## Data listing
■ ■ ■ ■

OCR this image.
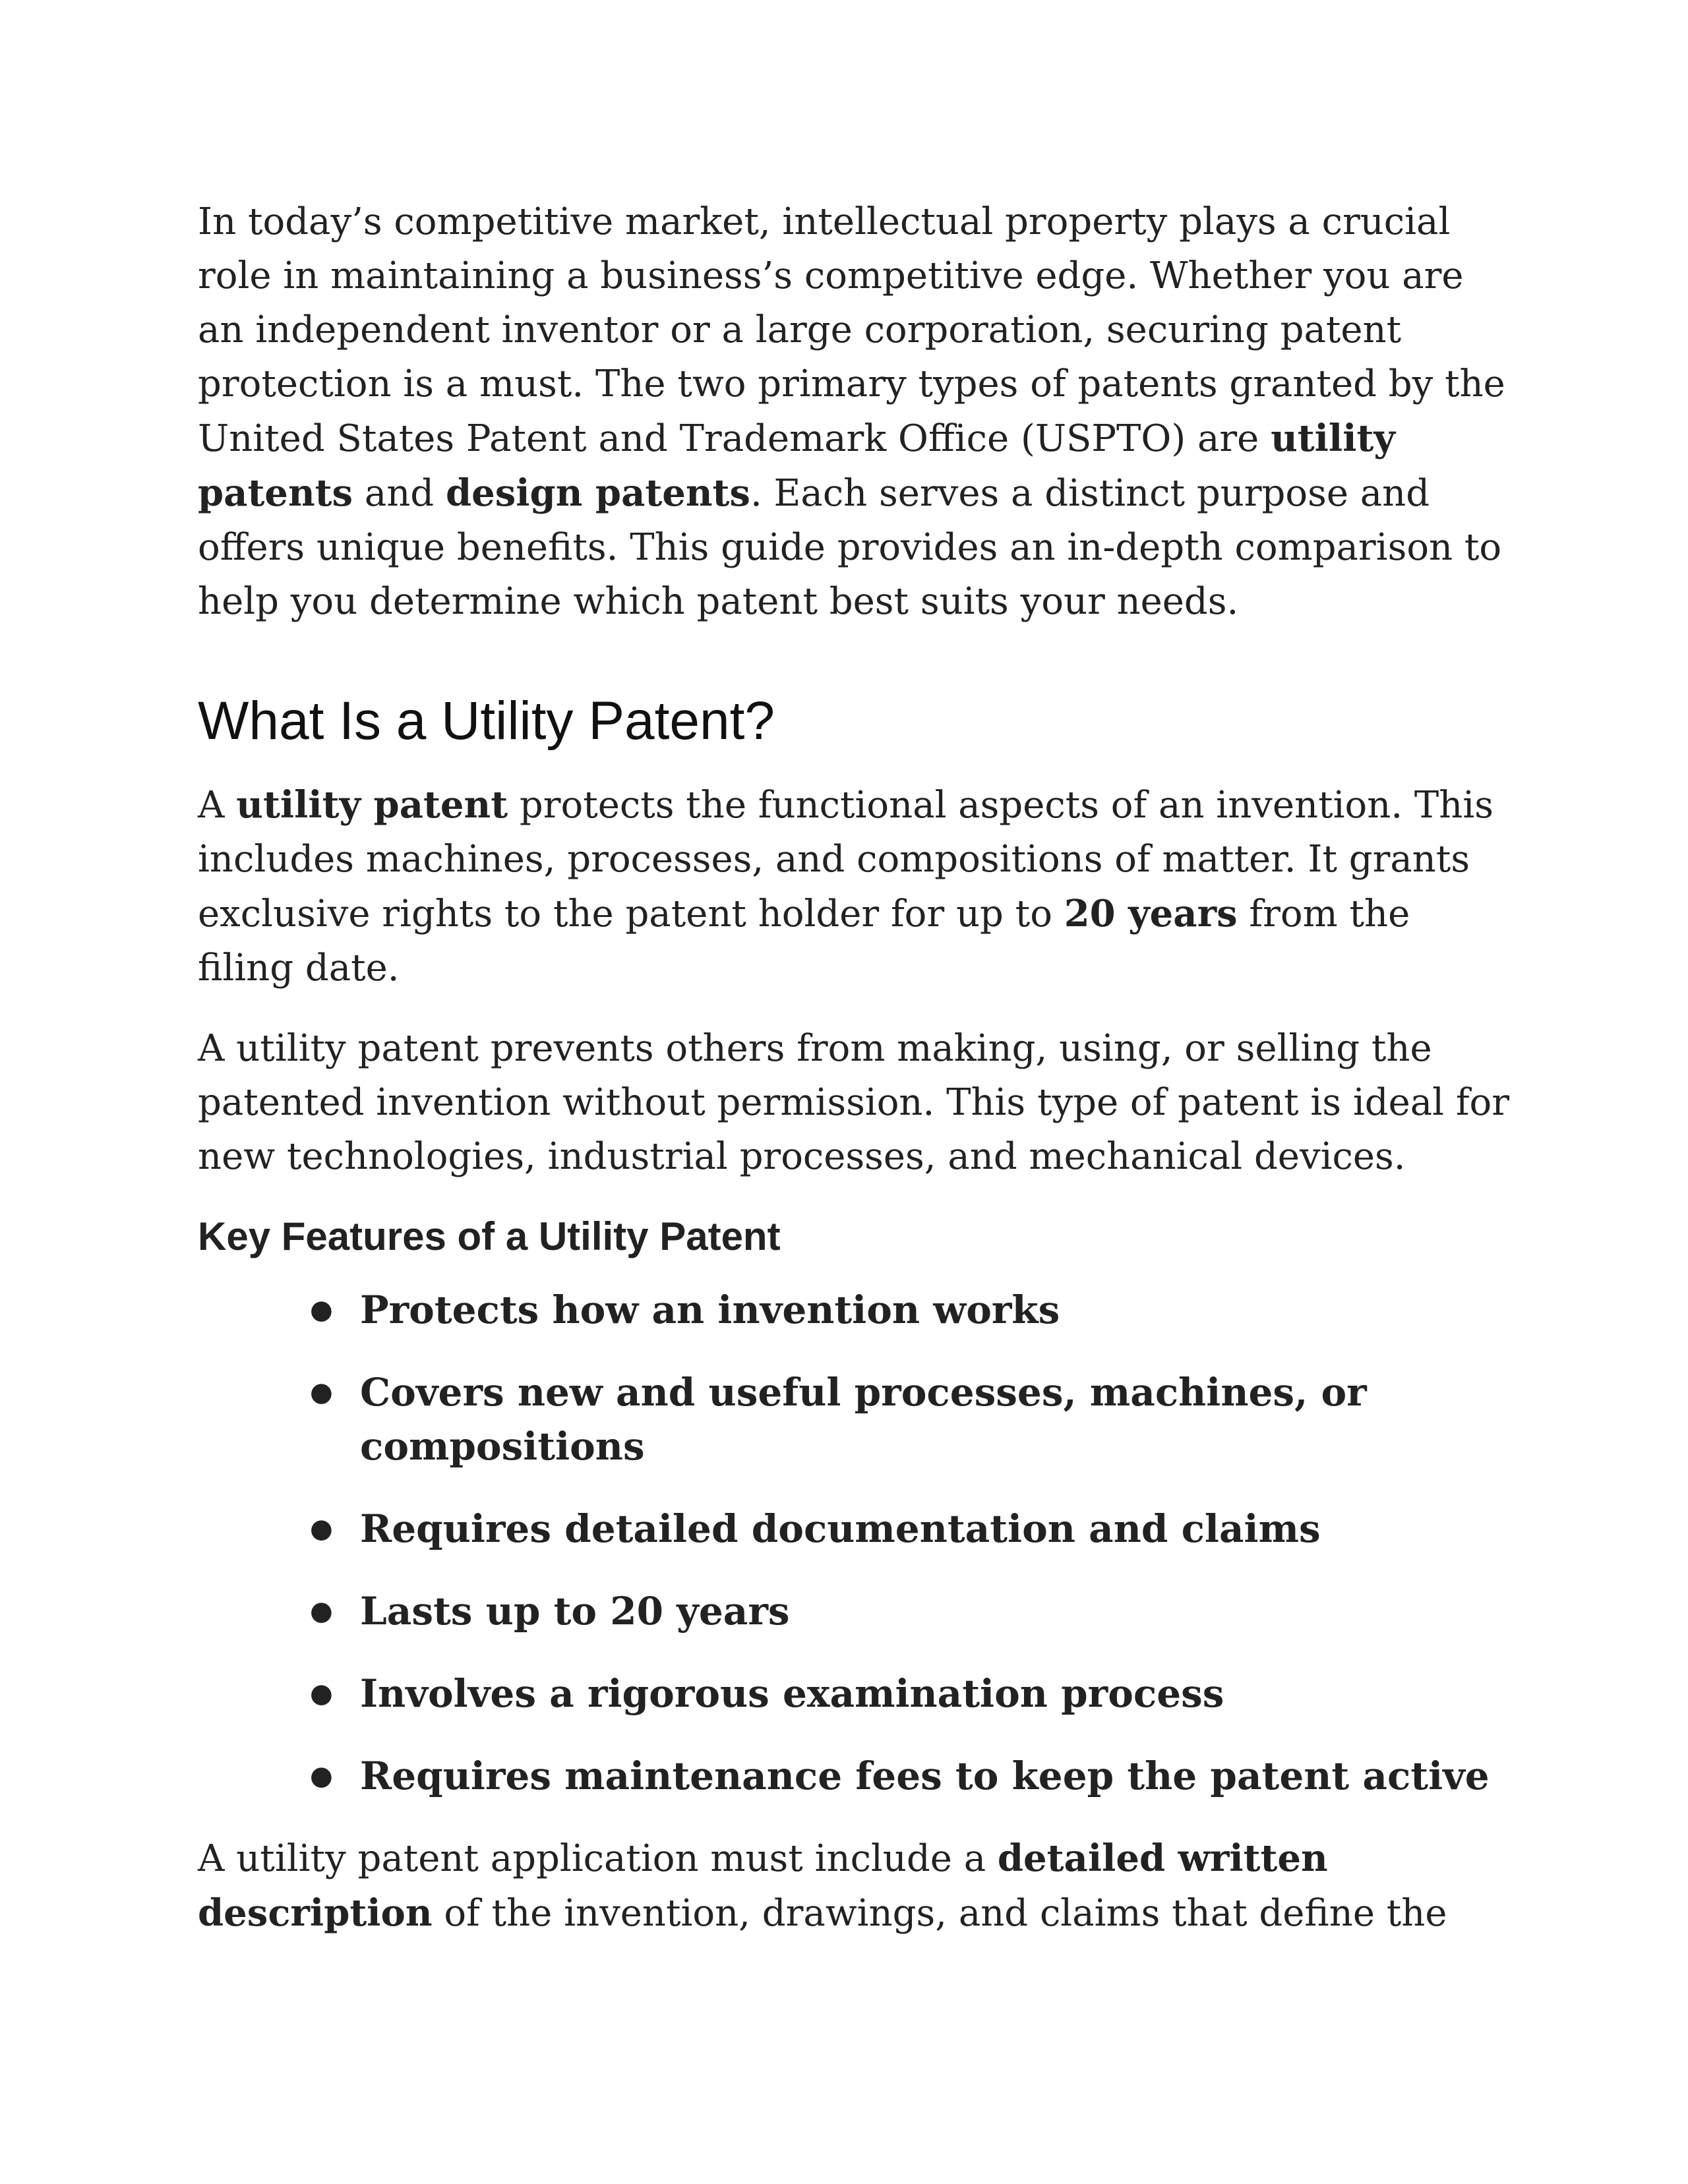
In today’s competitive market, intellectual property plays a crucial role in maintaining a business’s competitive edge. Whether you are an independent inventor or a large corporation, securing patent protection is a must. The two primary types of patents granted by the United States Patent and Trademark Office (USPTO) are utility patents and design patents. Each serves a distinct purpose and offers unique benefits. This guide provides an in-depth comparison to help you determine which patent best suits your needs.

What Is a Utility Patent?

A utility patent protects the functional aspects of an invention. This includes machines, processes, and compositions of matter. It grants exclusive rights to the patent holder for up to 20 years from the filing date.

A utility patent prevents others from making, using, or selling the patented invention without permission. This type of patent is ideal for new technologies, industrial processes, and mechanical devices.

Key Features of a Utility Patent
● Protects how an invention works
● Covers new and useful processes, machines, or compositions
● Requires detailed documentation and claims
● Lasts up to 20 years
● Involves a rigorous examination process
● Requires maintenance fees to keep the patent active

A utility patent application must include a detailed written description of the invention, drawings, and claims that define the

■ ■ ■ ■

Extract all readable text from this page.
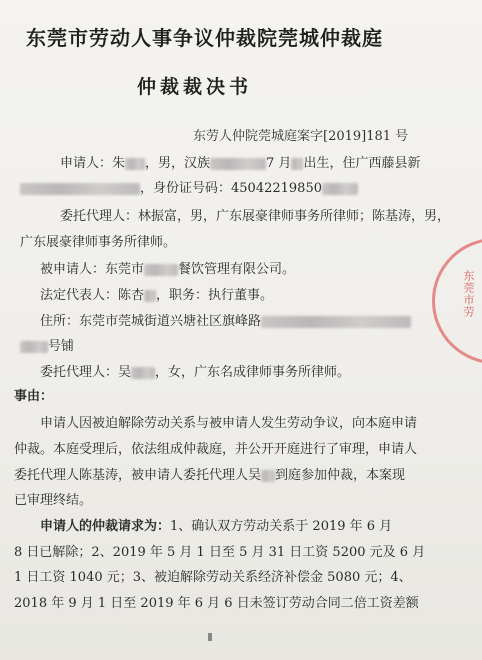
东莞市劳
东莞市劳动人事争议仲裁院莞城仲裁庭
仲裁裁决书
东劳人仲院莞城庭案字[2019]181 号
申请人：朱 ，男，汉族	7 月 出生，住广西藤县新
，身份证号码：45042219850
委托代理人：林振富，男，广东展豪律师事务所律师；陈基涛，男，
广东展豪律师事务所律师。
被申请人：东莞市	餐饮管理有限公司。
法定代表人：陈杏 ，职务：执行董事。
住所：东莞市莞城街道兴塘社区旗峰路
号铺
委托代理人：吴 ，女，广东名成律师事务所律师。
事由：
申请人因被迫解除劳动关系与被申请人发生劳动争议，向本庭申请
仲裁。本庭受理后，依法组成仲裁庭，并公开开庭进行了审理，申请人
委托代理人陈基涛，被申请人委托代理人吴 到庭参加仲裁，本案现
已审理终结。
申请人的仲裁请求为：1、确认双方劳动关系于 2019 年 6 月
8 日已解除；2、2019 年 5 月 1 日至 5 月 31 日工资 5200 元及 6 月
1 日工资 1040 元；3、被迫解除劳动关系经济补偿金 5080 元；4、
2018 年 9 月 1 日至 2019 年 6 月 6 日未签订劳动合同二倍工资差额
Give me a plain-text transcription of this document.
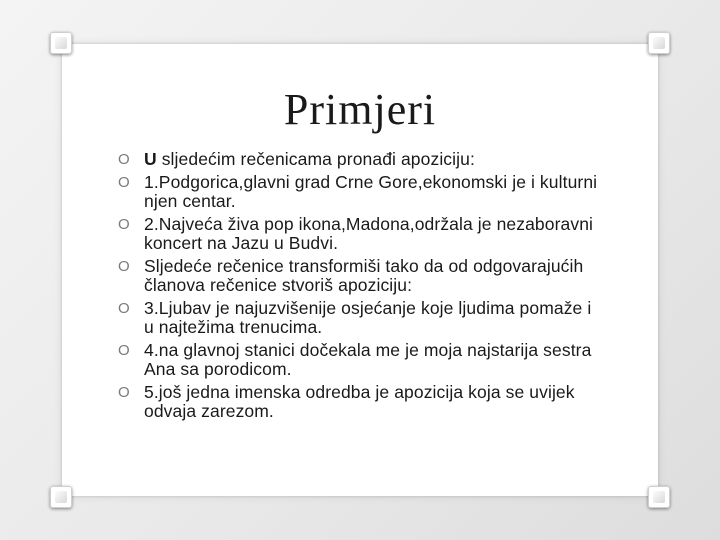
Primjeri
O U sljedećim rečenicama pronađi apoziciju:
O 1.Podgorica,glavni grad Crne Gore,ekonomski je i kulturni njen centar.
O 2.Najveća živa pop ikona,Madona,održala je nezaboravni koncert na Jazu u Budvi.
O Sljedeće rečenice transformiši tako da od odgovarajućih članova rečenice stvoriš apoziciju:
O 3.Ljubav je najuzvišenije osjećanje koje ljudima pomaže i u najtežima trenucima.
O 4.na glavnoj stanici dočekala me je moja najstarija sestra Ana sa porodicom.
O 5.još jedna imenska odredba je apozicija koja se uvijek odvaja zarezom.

■ ■ ■ ■

Of the lines in the entries, how many include the word "machines"? State only the number.

## FINISHED EXERCISE
2